[Collection entries]

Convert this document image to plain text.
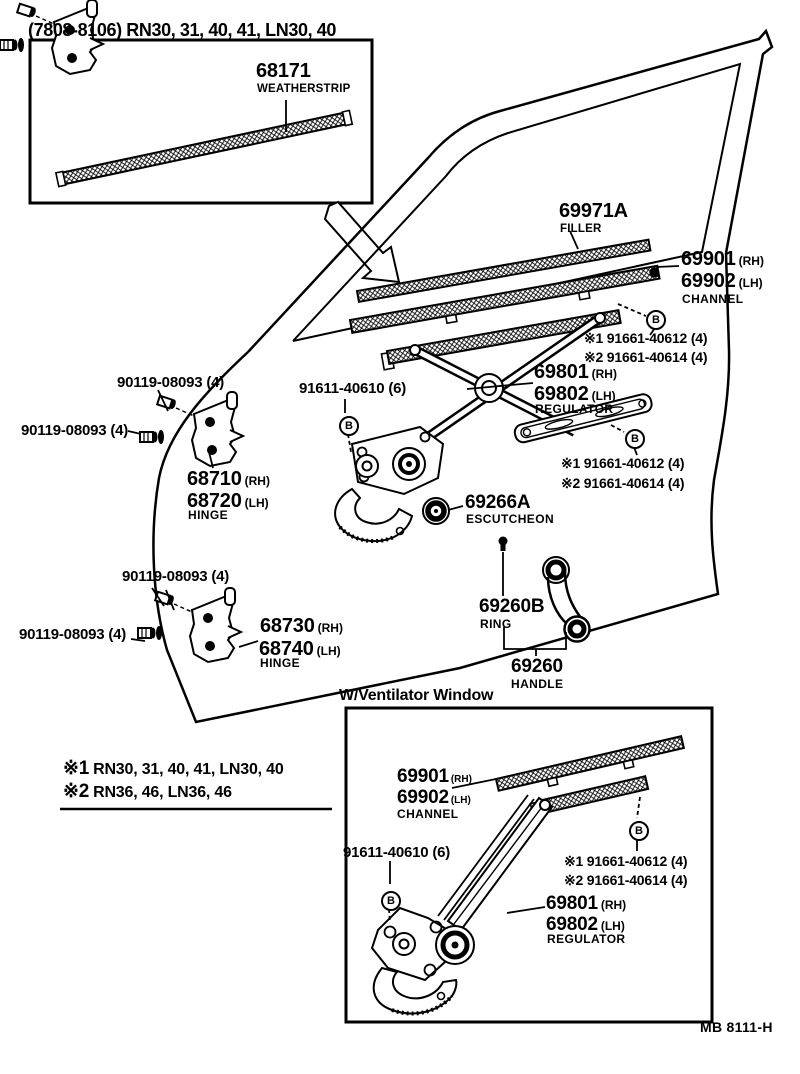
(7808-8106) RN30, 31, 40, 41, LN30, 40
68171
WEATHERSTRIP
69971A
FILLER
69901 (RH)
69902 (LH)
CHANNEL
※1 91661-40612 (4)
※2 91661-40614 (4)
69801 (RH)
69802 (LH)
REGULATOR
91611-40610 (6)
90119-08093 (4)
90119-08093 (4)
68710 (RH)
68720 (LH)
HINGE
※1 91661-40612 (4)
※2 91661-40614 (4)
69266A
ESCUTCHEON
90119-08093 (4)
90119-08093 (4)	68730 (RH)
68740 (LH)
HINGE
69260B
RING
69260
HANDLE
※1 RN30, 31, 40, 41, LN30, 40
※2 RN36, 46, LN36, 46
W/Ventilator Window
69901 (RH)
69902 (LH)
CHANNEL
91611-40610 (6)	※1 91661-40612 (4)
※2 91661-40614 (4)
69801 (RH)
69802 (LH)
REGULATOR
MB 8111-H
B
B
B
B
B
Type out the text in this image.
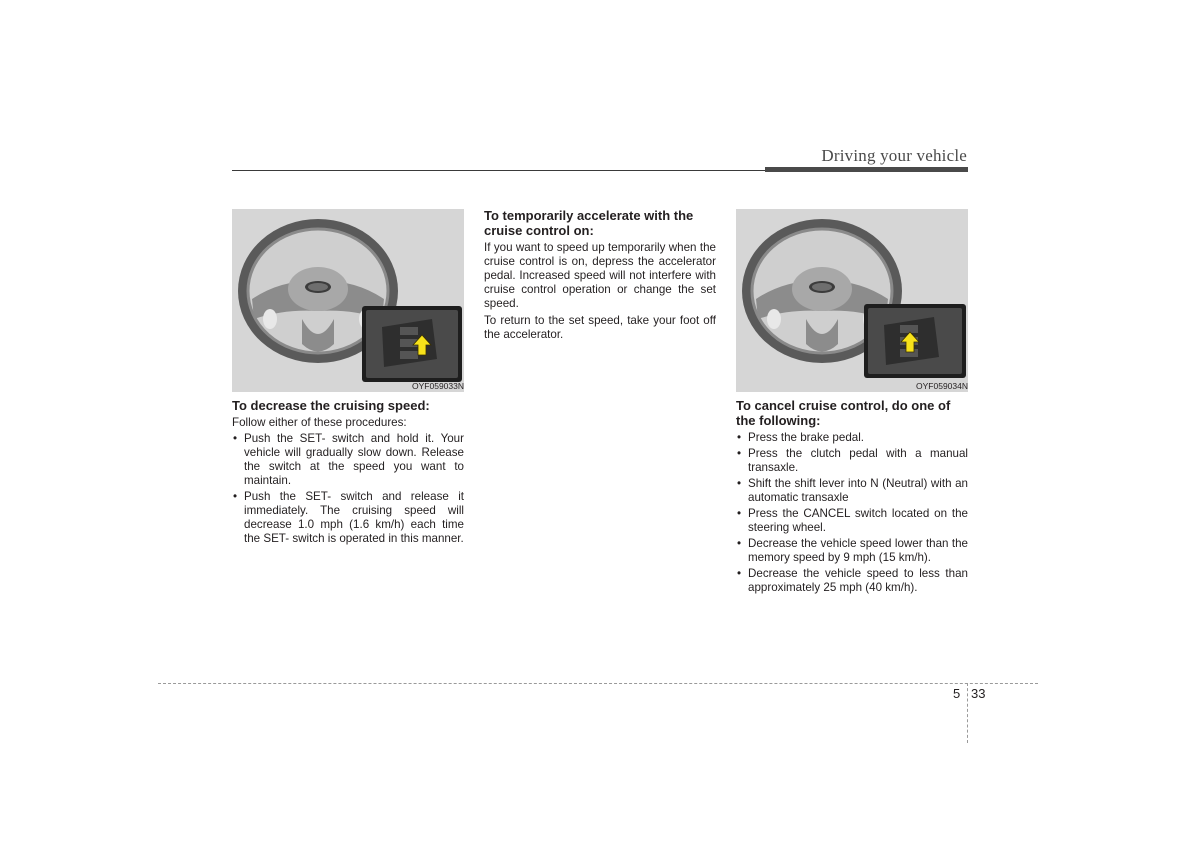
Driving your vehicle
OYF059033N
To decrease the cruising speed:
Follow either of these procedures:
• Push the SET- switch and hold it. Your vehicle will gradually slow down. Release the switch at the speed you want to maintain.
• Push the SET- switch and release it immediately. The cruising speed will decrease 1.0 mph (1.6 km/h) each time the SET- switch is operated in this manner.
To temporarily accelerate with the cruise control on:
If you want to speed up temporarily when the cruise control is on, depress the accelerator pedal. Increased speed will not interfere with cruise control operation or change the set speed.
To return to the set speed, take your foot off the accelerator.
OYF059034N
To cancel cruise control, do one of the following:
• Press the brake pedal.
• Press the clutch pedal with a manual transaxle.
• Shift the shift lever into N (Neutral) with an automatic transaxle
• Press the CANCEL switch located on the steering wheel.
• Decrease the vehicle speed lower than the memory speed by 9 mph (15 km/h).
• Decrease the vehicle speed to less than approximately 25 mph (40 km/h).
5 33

STATED TASK —
Set down, unchanged, only the lines running from the line with "Type out the text in this image." to the last line, including both. Pictures stay out of the copy.

RESPONSE TO THIS TASK —
Type out the text in this image.
Driving your vehicle
OYF059033N
To decrease the cruising speed:
Follow either of these procedures:
• Push the SET- switch and hold it. Your vehicle will gradually slow down. Release the switch at the speed you want to maintain.
• Push the SET- switch and release it immediately. The cruising speed will decrease 1.0 mph (1.6 km/h) each time the SET- switch is operated in this manner.
To temporarily accelerate with the cruise control on:
If you want to speed up temporarily when the cruise control is on, depress the accelerator pedal. Increased speed will not interfere with cruise control operation or change the set speed.
To return to the set speed, take your foot off the accelerator.
OYF059034N
To cancel cruise control, do one of the following:
• Press the brake pedal.
• Press the clutch pedal with a manual transaxle.
• Shift the shift lever into N (Neutral) with an automatic transaxle
• Press the CANCEL switch located on the steering wheel.
• Decrease the vehicle speed lower than the memory speed by 9 mph (15 km/h).
• Decrease the vehicle speed to less than approximately 25 mph (40 km/h).
5 33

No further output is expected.